=== Input material ===

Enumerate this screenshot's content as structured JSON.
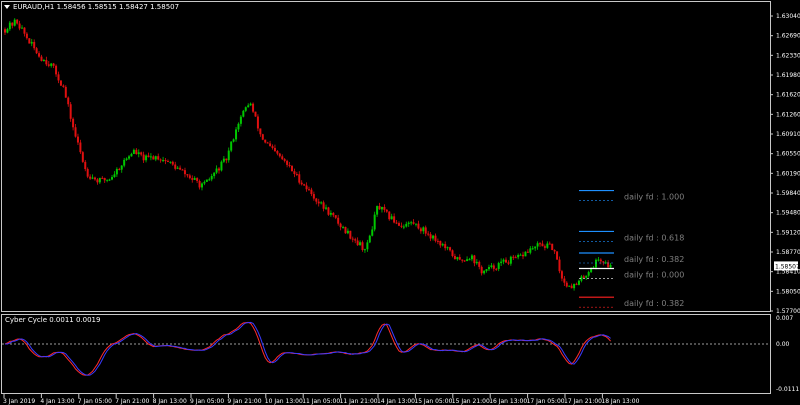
{
  "window": {
    "symbol_header": "EURAUD,H1  1.58456 1.58515 1.58427 1.58507",
    "menu_icon": "triangle-down-icon"
  },
  "indicator": {
    "title": "Cyber Cycle 0.0011 0.0019",
    "y_labels": [
      "0.007",
      "0.00",
      "-0.0111"
    ],
    "series_colors": {
      "line1": "#ff2a2a",
      "line2": "#3a3aff"
    },
    "zero_line_color": "#d0d0d0"
  },
  "price_axis": {
    "labels": [
      "1.63040",
      "1.62690",
      "1.62330",
      "1.61980",
      "1.61620",
      "1.61260",
      "1.60910",
      "1.60550",
      "1.60190",
      "1.59840",
      "1.59480",
      "1.59120",
      "1.58770",
      "1.58410",
      "1.58050",
      "1.57700"
    ],
    "current_price": "1.58507"
  },
  "time_axis": {
    "labels": [
      "3 Jan 2019",
      "4 Jan 13:00",
      "7 Jan 05:00",
      "7 Jan 21:00",
      "8 Jan 13:00",
      "9 Jan 05:00",
      "9 Jan 21:00",
      "10 Jan 13:00",
      "11 Jan 05:00",
      "11 Jan 21:00",
      "14 Jan 13:00",
      "15 Jan 05:00",
      "15 Jan 21:00",
      "16 Jan 13:00",
      "17 Jan 05:00",
      "17 Jan 21:00",
      "18 Jan 13:00"
    ]
  },
  "fib_levels": [
    {
      "label": "daily fd : 1.000",
      "price": 1.5988,
      "color": "#1e90ff"
    },
    {
      "label": "daily fd : 0.618",
      "price": 1.5914,
      "color": "#1e90ff"
    },
    {
      "label": "daily fd : 0.382",
      "price": 1.5875,
      "color": "#1e90ff"
    },
    {
      "label": "daily fd : 0.000",
      "price": 1.5847,
      "color": "#ffffff"
    },
    {
      "label": "daily fd : 0.382",
      "price": 1.5795,
      "color": "#ff2020"
    }
  ],
  "colors": {
    "background": "#000000",
    "bull_candle": "#00c800",
    "bear_candle": "#e01010",
    "grid_frame": "#c8c8c8",
    "text": "#ffffff"
  },
  "chart_data": {
    "type": "candlestick",
    "title": "EURAUD,H1",
    "ylim": [
      1.577,
      1.6304
    ],
    "close_trajectory": [
      1.628,
      1.6295,
      1.626,
      1.623,
      1.6215,
      1.6175,
      1.609,
      1.602,
      1.6005,
      1.601,
      1.6035,
      1.606,
      1.6045,
      1.605,
      1.604,
      1.6025,
      1.601,
      1.5995,
      1.602,
      1.6045,
      1.611,
      1.615,
      1.6085,
      1.606,
      1.604,
      1.6015,
      1.599,
      1.5965,
      1.5945,
      1.592,
      1.59,
      1.588,
      1.596,
      1.594,
      1.5925,
      1.593,
      1.5915,
      1.59,
      1.588,
      1.586,
      1.587,
      1.584,
      1.585,
      1.586,
      1.5865,
      1.588,
      1.589,
      1.5885,
      1.582,
      1.5815,
      1.584,
      1.5865,
      1.585
    ],
    "current_price": 1.58507
  }
}
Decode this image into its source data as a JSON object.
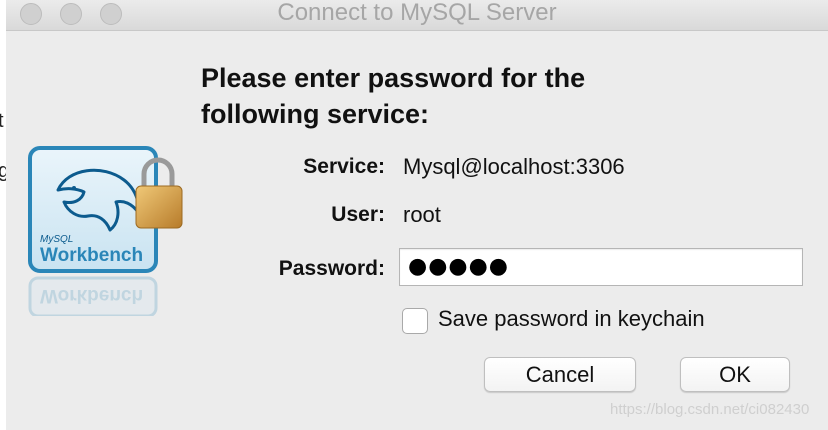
{
  "window": {
    "title": "Connect to MySQL Server"
  },
  "background_fragments": [
    "t",
    "g"
  ],
  "prompt": {
    "line1": "Please enter password for the",
    "line2": "following service:"
  },
  "fields": {
    "service_label": "Service:",
    "service_value": "Mysql@localhost:3306",
    "user_label": "User:",
    "user_value": "root",
    "password_label": "Password:",
    "password_value": "●●●●●"
  },
  "save_option": {
    "label": "Save password in keychain",
    "checked": false
  },
  "buttons": {
    "cancel": "Cancel",
    "ok": "OK"
  },
  "logo": {
    "brand_small": "MySQL",
    "brand_main": "Workbench"
  },
  "watermark": "https://blog.csdn.net/ci082430",
  "colors": {
    "logo_blue": "#2a86b8",
    "logo_dark_blue": "#0c5b8e",
    "lock_gold": "#d9a441"
  }
}
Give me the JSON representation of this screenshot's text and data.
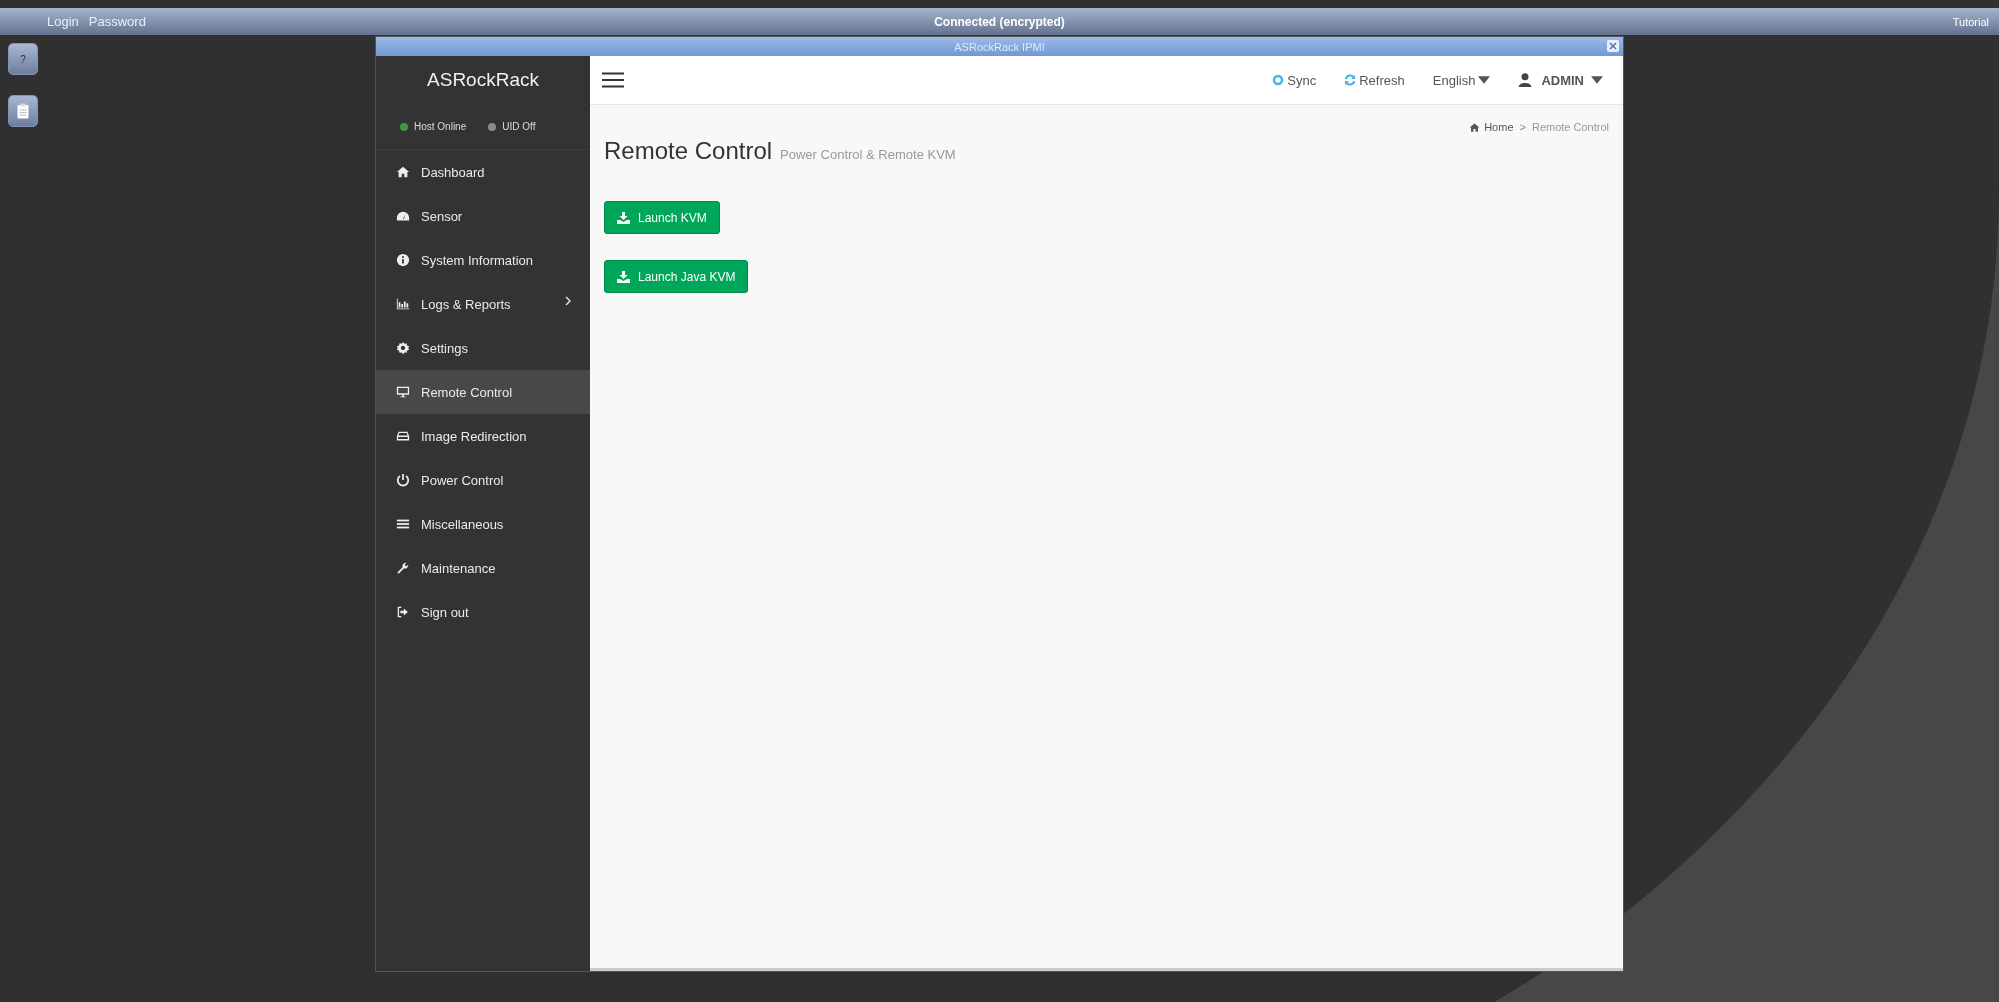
{
  "top_bar": {
    "login": "Login",
    "password": "Password",
    "status": "Connected (encrypted)",
    "tutorial": "Tutorial"
  },
  "side_tools": [
    {
      "kind": "help",
      "label": "?"
    },
    {
      "kind": "clipboard"
    }
  ],
  "window": {
    "title": "ASRockRack IPMI"
  },
  "sidebar": {
    "brand": "ASRockRack",
    "indicators": [
      {
        "label": "Host Online",
        "color": "#3c9a3c"
      },
      {
        "label": "UID Off",
        "color": "#8a8a8a"
      }
    ],
    "items": [
      {
        "label": "Dashboard",
        "selected": false,
        "submenu": false
      },
      {
        "label": "Sensor",
        "selected": false,
        "submenu": false
      },
      {
        "label": "System Information",
        "selected": false,
        "submenu": false
      },
      {
        "label": "Logs & Reports",
        "selected": false,
        "submenu": true
      },
      {
        "label": "Settings",
        "selected": false,
        "submenu": false
      },
      {
        "label": "Remote Control",
        "selected": true,
        "submenu": false
      },
      {
        "label": "Image Redirection",
        "selected": false,
        "submenu": false
      },
      {
        "label": "Power Control",
        "selected": false,
        "submenu": false
      },
      {
        "label": "Miscellaneous",
        "selected": false,
        "submenu": false
      },
      {
        "label": "Maintenance",
        "selected": false,
        "submenu": false
      },
      {
        "label": "Sign out",
        "selected": false,
        "submenu": false
      }
    ]
  },
  "header": {
    "sync": "Sync",
    "refresh": "Refresh",
    "language": "English",
    "user": "ADMIN"
  },
  "page": {
    "title": "Remote Control",
    "subtitle": "Power Control & Remote KVM",
    "breadcrumb": [
      "Home",
      "Remote Control"
    ],
    "breadcrumb_separator": ">",
    "buttons": [
      "Launch KVM",
      "Launch Java KVM"
    ]
  }
}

===

• [Work to be completed]
Extract the full listing above verbatim; pictures are to be left out of the copy.

• [Answer to this exercise]
Enumerate this screenshot's content as structured JSON.
{
  "window": {
    "symbol_header": "EURAUD,H1  1.58456 1.58515 1.58427 1.58507",
    "menu_icon": "triangle-down-icon"
  },
  "indicator": {
    "title": "Cyber Cycle 0.0011 0.0019",
    "y_labels": [
      "0.007",
      "0.00",
      "-0.0111"
    ],
    "series_colors": {
      "line1": "#ff2a2a",
      "line2": "#3a3aff"
    },
    "zero_line_color": "#d0d0d0"
  },
  "price_axis": {
    "labels": [
      "1.63040",
      "1.62690",
      "1.62330",
      "1.61980",
      "1.61620",
      "1.61260",
      "1.60910",
      "1.60550",
      "1.60190",
      "1.59840",
      "1.59480",
      "1.59120",
      "1.58770",
      "1.58410",
      "1.58050",
      "1.57700"
    ],
    "current_price": "1.58507"
  },
  "time_axis": {
    "labels": [
      "3 Jan 2019",
      "4 Jan 13:00",
      "7 Jan 05:00",
      "7 Jan 21:00",
      "8 Jan 13:00",
      "9 Jan 05:00",
      "9 Jan 21:00",
      "10 Jan 13:00",
      "11 Jan 05:00",
      "11 Jan 21:00",
      "14 Jan 13:00",
      "15 Jan 05:00",
      "15 Jan 21:00",
      "16 Jan 13:00",
      "17 Jan 05:00",
      "17 Jan 21:00",
      "18 Jan 13:00"
    ]
  },
  "fib_levels": [
    {
      "label": "daily fd : 1.000",
      "price": 1.5988,
      "color": "#1e90ff"
    },
    {
      "label": "daily fd : 0.618",
      "price": 1.5914,
      "color": "#1e90ff"
    },
    {
      "label": "daily fd : 0.382",
      "price": 1.5875,
      "color": "#1e90ff"
    },
    {
      "label": "daily fd : 0.000",
      "price": 1.5847,
      "color": "#ffffff"
    },
    {
      "label": "daily fd : 0.382",
      "price": 1.5795,
      "color": "#ff2020"
    }
  ],
  "colors": {
    "background": "#000000",
    "bull_candle": "#00c800",
    "bear_candle": "#e01010",
    "grid_frame": "#c8c8c8",
    "text": "#ffffff"
  },
  "chart_data": {
    "type": "candlestick",
    "title": "EURAUD,H1",
    "ylim": [
      1.577,
      1.6304
    ],
    "close_trajectory": [
      1.628,
      1.6295,
      1.626,
      1.623,
      1.6215,
      1.6175,
      1.609,
      1.602,
      1.6005,
      1.601,
      1.6035,
      1.606,
      1.6045,
      1.605,
      1.604,
      1.6025,
      1.601,
      1.5995,
      1.602,
      1.6045,
      1.611,
      1.615,
      1.6085,
      1.606,
      1.604,
      1.6015,
      1.599,
      1.5965,
      1.5945,
      1.592,
      1.59,
      1.588,
      1.596,
      1.594,
      1.5925,
      1.593,
      1.5915,
      1.59,
      1.588,
      1.586,
      1.587,
      1.584,
      1.585,
      1.586,
      1.5865,
      1.588,
      1.589,
      1.5885,
      1.582,
      1.5815,
      1.584,
      1.5865,
      1.585
    ],
    "current_price": 1.58507
  }
}
Decode this image into its source data as a JSON object.
{
  "window": {
    "title": "Connect to MySQL Server"
  },
  "background_fragments": [
    "t",
    "g"
  ],
  "prompt": {
    "line1": "Please enter password for the",
    "line2": "following service:"
  },
  "fields": {
    "service_label": "Service:",
    "service_value": "Mysql@localhost:3306",
    "user_label": "User:",
    "user_value": "root",
    "password_label": "Password:",
    "password_value": "●●●●●"
  },
  "save_option": {
    "label": "Save password in keychain",
    "checked": false
  },
  "buttons": {
    "cancel": "Cancel",
    "ok": "OK"
  },
  "logo": {
    "brand_small": "MySQL",
    "brand_main": "Workbench"
  },
  "watermark": "https://blog.csdn.net/ci082430",
  "colors": {
    "logo_blue": "#2a86b8",
    "logo_dark_blue": "#0c5b8e",
    "lock_gold": "#d9a441"
  }
}
Give me the JSON representation of this screenshot's text and data.
{
  "top_bar": {
    "login": "Login",
    "password": "Password",
    "status": "Connected (encrypted)",
    "tutorial": "Tutorial"
  },
  "side_tools": [
    {
      "kind": "help",
      "label": "?"
    },
    {
      "kind": "clipboard"
    }
  ],
  "window": {
    "title": "ASRockRack IPMI"
  },
  "sidebar": {
    "brand": "ASRockRack",
    "indicators": [
      {
        "label": "Host Online",
        "color": "#3c9a3c"
      },
      {
        "label": "UID Off",
        "color": "#8a8a8a"
      }
    ],
    "items": [
      {
        "label": "Dashboard",
        "selected": false,
        "submenu": false
      },
      {
        "label": "Sensor",
        "selected": false,
        "submenu": false
      },
      {
        "label": "System Information",
        "selected": false,
        "submenu": false
      },
      {
        "label": "Logs & Reports",
        "selected": false,
        "submenu": true
      },
      {
        "label": "Settings",
        "selected": false,
        "submenu": false
      },
      {
        "label": "Remote Control",
        "selected": true,
        "submenu": false
      },
      {
        "label": "Image Redirection",
        "selected": false,
        "submenu": false
      },
      {
        "label": "Power Control",
        "selected": false,
        "submenu": false
      },
      {
        "label": "Miscellaneous",
        "selected": false,
        "submenu": false
      },
      {
        "label": "Maintenance",
        "selected": false,
        "submenu": false
      },
      {
        "label": "Sign out",
        "selected": false,
        "submenu": false
      }
    ]
  },
  "header": {
    "sync": "Sync",
    "refresh": "Refresh",
    "language": "English",
    "user": "ADMIN"
  },
  "page": {
    "title": "Remote Control",
    "subtitle": "Power Control & Remote KVM",
    "breadcrumb": [
      "Home",
      "Remote Control"
    ],
    "breadcrumb_separator": ">",
    "buttons": [
      "Launch KVM",
      "Launch Java KVM"
    ]
  }
}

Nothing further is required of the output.